> **MATERIAL**:
□ □ □ □

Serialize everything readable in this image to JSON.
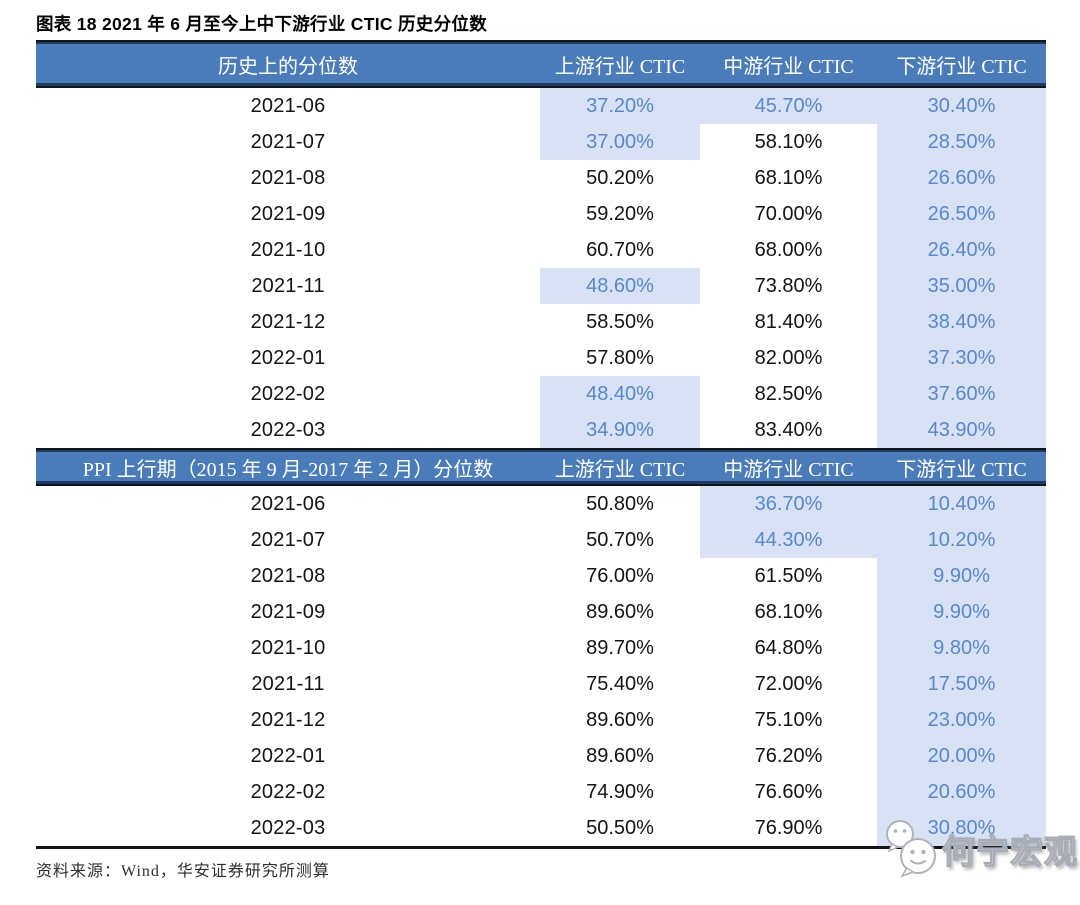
{
  "title": "图表 18 2021 年 6 月至今上中下游行业 CTIC 历史分位数",
  "footer": {
    "source": "资料来源：Wind，华安证券研究所测算"
  },
  "watermark": {
    "name": "何宁宏观"
  },
  "colors": {
    "header_bg": "#4A7CB9",
    "header_edge": "#1C3B66",
    "header_text": "#FFFFFF",
    "rule": "#141414",
    "highlight_bg": "#D9E1F5",
    "highlight_text": "#5588CE",
    "body_text": "#141414"
  },
  "chart_data": {
    "type": "table",
    "sections": [
      {
        "header": {
          "label": "历史上的分位数",
          "upstream": "上游行业 CTIC",
          "midstream": "中游行业 CTIC",
          "downstream": "下游行业 CTIC"
        },
        "rows": [
          {
            "date": "2021-06",
            "cells": [
              {
                "value": "37.20%",
                "highlight": true
              },
              {
                "value": "45.70%",
                "highlight": true
              },
              {
                "value": "30.40%",
                "highlight": true
              }
            ]
          },
          {
            "date": "2021-07",
            "cells": [
              {
                "value": "37.00%",
                "highlight": true
              },
              {
                "value": "58.10%",
                "highlight": false
              },
              {
                "value": "28.50%",
                "highlight": true
              }
            ]
          },
          {
            "date": "2021-08",
            "cells": [
              {
                "value": "50.20%",
                "highlight": false
              },
              {
                "value": "68.10%",
                "highlight": false
              },
              {
                "value": "26.60%",
                "highlight": true
              }
            ]
          },
          {
            "date": "2021-09",
            "cells": [
              {
                "value": "59.20%",
                "highlight": false
              },
              {
                "value": "70.00%",
                "highlight": false
              },
              {
                "value": "26.50%",
                "highlight": true
              }
            ]
          },
          {
            "date": "2021-10",
            "cells": [
              {
                "value": "60.70%",
                "highlight": false
              },
              {
                "value": "68.00%",
                "highlight": false
              },
              {
                "value": "26.40%",
                "highlight": true
              }
            ]
          },
          {
            "date": "2021-11",
            "cells": [
              {
                "value": "48.60%",
                "highlight": true
              },
              {
                "value": "73.80%",
                "highlight": false
              },
              {
                "value": "35.00%",
                "highlight": true
              }
            ]
          },
          {
            "date": "2021-12",
            "cells": [
              {
                "value": "58.50%",
                "highlight": false
              },
              {
                "value": "81.40%",
                "highlight": false
              },
              {
                "value": "38.40%",
                "highlight": true
              }
            ]
          },
          {
            "date": "2022-01",
            "cells": [
              {
                "value": "57.80%",
                "highlight": false
              },
              {
                "value": "82.00%",
                "highlight": false
              },
              {
                "value": "37.30%",
                "highlight": true
              }
            ]
          },
          {
            "date": "2022-02",
            "cells": [
              {
                "value": "48.40%",
                "highlight": true
              },
              {
                "value": "82.50%",
                "highlight": false
              },
              {
                "value": "37.60%",
                "highlight": true
              }
            ]
          },
          {
            "date": "2022-03",
            "cells": [
              {
                "value": "34.90%",
                "highlight": true
              },
              {
                "value": "83.40%",
                "highlight": false
              },
              {
                "value": "43.90%",
                "highlight": true
              }
            ]
          }
        ]
      },
      {
        "header": {
          "label": "PPI 上行期（2015 年 9 月-2017 年 2 月）分位数",
          "upstream": "上游行业 CTIC",
          "midstream": "中游行业 CTIC",
          "downstream": "下游行业 CTIC"
        },
        "rows": [
          {
            "date": "2021-06",
            "cells": [
              {
                "value": "50.80%",
                "highlight": false
              },
              {
                "value": "36.70%",
                "highlight": true
              },
              {
                "value": "10.40%",
                "highlight": true
              }
            ]
          },
          {
            "date": "2021-07",
            "cells": [
              {
                "value": "50.70%",
                "highlight": false
              },
              {
                "value": "44.30%",
                "highlight": true
              },
              {
                "value": "10.20%",
                "highlight": true
              }
            ]
          },
          {
            "date": "2021-08",
            "cells": [
              {
                "value": "76.00%",
                "highlight": false
              },
              {
                "value": "61.50%",
                "highlight": false
              },
              {
                "value": "9.90%",
                "highlight": true
              }
            ]
          },
          {
            "date": "2021-09",
            "cells": [
              {
                "value": "89.60%",
                "highlight": false
              },
              {
                "value": "68.10%",
                "highlight": false
              },
              {
                "value": "9.90%",
                "highlight": true
              }
            ]
          },
          {
            "date": "2021-10",
            "cells": [
              {
                "value": "89.70%",
                "highlight": false
              },
              {
                "value": "64.80%",
                "highlight": false
              },
              {
                "value": "9.80%",
                "highlight": true
              }
            ]
          },
          {
            "date": "2021-11",
            "cells": [
              {
                "value": "75.40%",
                "highlight": false
              },
              {
                "value": "72.00%",
                "highlight": false
              },
              {
                "value": "17.50%",
                "highlight": true
              }
            ]
          },
          {
            "date": "2021-12",
            "cells": [
              {
                "value": "89.60%",
                "highlight": false
              },
              {
                "value": "75.10%",
                "highlight": false
              },
              {
                "value": "23.00%",
                "highlight": true
              }
            ]
          },
          {
            "date": "2022-01",
            "cells": [
              {
                "value": "89.60%",
                "highlight": false
              },
              {
                "value": "76.20%",
                "highlight": false
              },
              {
                "value": "20.00%",
                "highlight": true
              }
            ]
          },
          {
            "date": "2022-02",
            "cells": [
              {
                "value": "74.90%",
                "highlight": false
              },
              {
                "value": "76.60%",
                "highlight": false
              },
              {
                "value": "20.60%",
                "highlight": true
              }
            ]
          },
          {
            "date": "2022-03",
            "cells": [
              {
                "value": "50.50%",
                "highlight": false
              },
              {
                "value": "76.90%",
                "highlight": false
              },
              {
                "value": "30.80%",
                "highlight": true
              }
            ]
          }
        ]
      }
    ]
  }
}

□ □ □ □

Make an exact copy of the records above, with the pictures left out.

Serialize everything readable in this image to JSON.
{
  "title": "图表 18 2021 年 6 月至今上中下游行业 CTIC 历史分位数",
  "footer": {
    "source": "资料来源：Wind，华安证券研究所测算"
  },
  "watermark": {
    "name": "何宁宏观"
  },
  "colors": {
    "header_bg": "#4A7CB9",
    "header_edge": "#1C3B66",
    "header_text": "#FFFFFF",
    "rule": "#141414",
    "highlight_bg": "#D9E1F5",
    "highlight_text": "#5588CE",
    "body_text": "#141414"
  },
  "chart_data": {
    "type": "table",
    "sections": [
      {
        "header": {
          "label": "历史上的分位数",
          "upstream": "上游行业 CTIC",
          "midstream": "中游行业 CTIC",
          "downstream": "下游行业 CTIC"
        },
        "rows": [
          {
            "date": "2021-06",
            "cells": [
              {
                "value": "37.20%",
                "highlight": true
              },
              {
                "value": "45.70%",
                "highlight": true
              },
              {
                "value": "30.40%",
                "highlight": true
              }
            ]
          },
          {
            "date": "2021-07",
            "cells": [
              {
                "value": "37.00%",
                "highlight": true
              },
              {
                "value": "58.10%",
                "highlight": false
              },
              {
                "value": "28.50%",
                "highlight": true
              }
            ]
          },
          {
            "date": "2021-08",
            "cells": [
              {
                "value": "50.20%",
                "highlight": false
              },
              {
                "value": "68.10%",
                "highlight": false
              },
              {
                "value": "26.60%",
                "highlight": true
              }
            ]
          },
          {
            "date": "2021-09",
            "cells": [
              {
                "value": "59.20%",
                "highlight": false
              },
              {
                "value": "70.00%",
                "highlight": false
              },
              {
                "value": "26.50%",
                "highlight": true
              }
            ]
          },
          {
            "date": "2021-10",
            "cells": [
              {
                "value": "60.70%",
                "highlight": false
              },
              {
                "value": "68.00%",
                "highlight": false
              },
              {
                "value": "26.40%",
                "highlight": true
              }
            ]
          },
          {
            "date": "2021-11",
            "cells": [
              {
                "value": "48.60%",
                "highlight": true
              },
              {
                "value": "73.80%",
                "highlight": false
              },
              {
                "value": "35.00%",
                "highlight": true
              }
            ]
          },
          {
            "date": "2021-12",
            "cells": [
              {
                "value": "58.50%",
                "highlight": false
              },
              {
                "value": "81.40%",
                "highlight": false
              },
              {
                "value": "38.40%",
                "highlight": true
              }
            ]
          },
          {
            "date": "2022-01",
            "cells": [
              {
                "value": "57.80%",
                "highlight": false
              },
              {
                "value": "82.00%",
                "highlight": false
              },
              {
                "value": "37.30%",
                "highlight": true
              }
            ]
          },
          {
            "date": "2022-02",
            "cells": [
              {
                "value": "48.40%",
                "highlight": true
              },
              {
                "value": "82.50%",
                "highlight": false
              },
              {
                "value": "37.60%",
                "highlight": true
              }
            ]
          },
          {
            "date": "2022-03",
            "cells": [
              {
                "value": "34.90%",
                "highlight": true
              },
              {
                "value": "83.40%",
                "highlight": false
              },
              {
                "value": "43.90%",
                "highlight": true
              }
            ]
          }
        ]
      },
      {
        "header": {
          "label": "PPI 上行期（2015 年 9 月-2017 年 2 月）分位数",
          "upstream": "上游行业 CTIC",
          "midstream": "中游行业 CTIC",
          "downstream": "下游行业 CTIC"
        },
        "rows": [
          {
            "date": "2021-06",
            "cells": [
              {
                "value": "50.80%",
                "highlight": false
              },
              {
                "value": "36.70%",
                "highlight": true
              },
              {
                "value": "10.40%",
                "highlight": true
              }
            ]
          },
          {
            "date": "2021-07",
            "cells": [
              {
                "value": "50.70%",
                "highlight": false
              },
              {
                "value": "44.30%",
                "highlight": true
              },
              {
                "value": "10.20%",
                "highlight": true
              }
            ]
          },
          {
            "date": "2021-08",
            "cells": [
              {
                "value": "76.00%",
                "highlight": false
              },
              {
                "value": "61.50%",
                "highlight": false
              },
              {
                "value": "9.90%",
                "highlight": true
              }
            ]
          },
          {
            "date": "2021-09",
            "cells": [
              {
                "value": "89.60%",
                "highlight": false
              },
              {
                "value": "68.10%",
                "highlight": false
              },
              {
                "value": "9.90%",
                "highlight": true
              }
            ]
          },
          {
            "date": "2021-10",
            "cells": [
              {
                "value": "89.70%",
                "highlight": false
              },
              {
                "value": "64.80%",
                "highlight": false
              },
              {
                "value": "9.80%",
                "highlight": true
              }
            ]
          },
          {
            "date": "2021-11",
            "cells": [
              {
                "value": "75.40%",
                "highlight": false
              },
              {
                "value": "72.00%",
                "highlight": false
              },
              {
                "value": "17.50%",
                "highlight": true
              }
            ]
          },
          {
            "date": "2021-12",
            "cells": [
              {
                "value": "89.60%",
                "highlight": false
              },
              {
                "value": "75.10%",
                "highlight": false
              },
              {
                "value": "23.00%",
                "highlight": true
              }
            ]
          },
          {
            "date": "2022-01",
            "cells": [
              {
                "value": "89.60%",
                "highlight": false
              },
              {
                "value": "76.20%",
                "highlight": false
              },
              {
                "value": "20.00%",
                "highlight": true
              }
            ]
          },
          {
            "date": "2022-02",
            "cells": [
              {
                "value": "74.90%",
                "highlight": false
              },
              {
                "value": "76.60%",
                "highlight": false
              },
              {
                "value": "20.60%",
                "highlight": true
              }
            ]
          },
          {
            "date": "2022-03",
            "cells": [
              {
                "value": "50.50%",
                "highlight": false
              },
              {
                "value": "76.90%",
                "highlight": false
              },
              {
                "value": "30.80%",
                "highlight": true
              }
            ]
          }
        ]
      }
    ]
  }
}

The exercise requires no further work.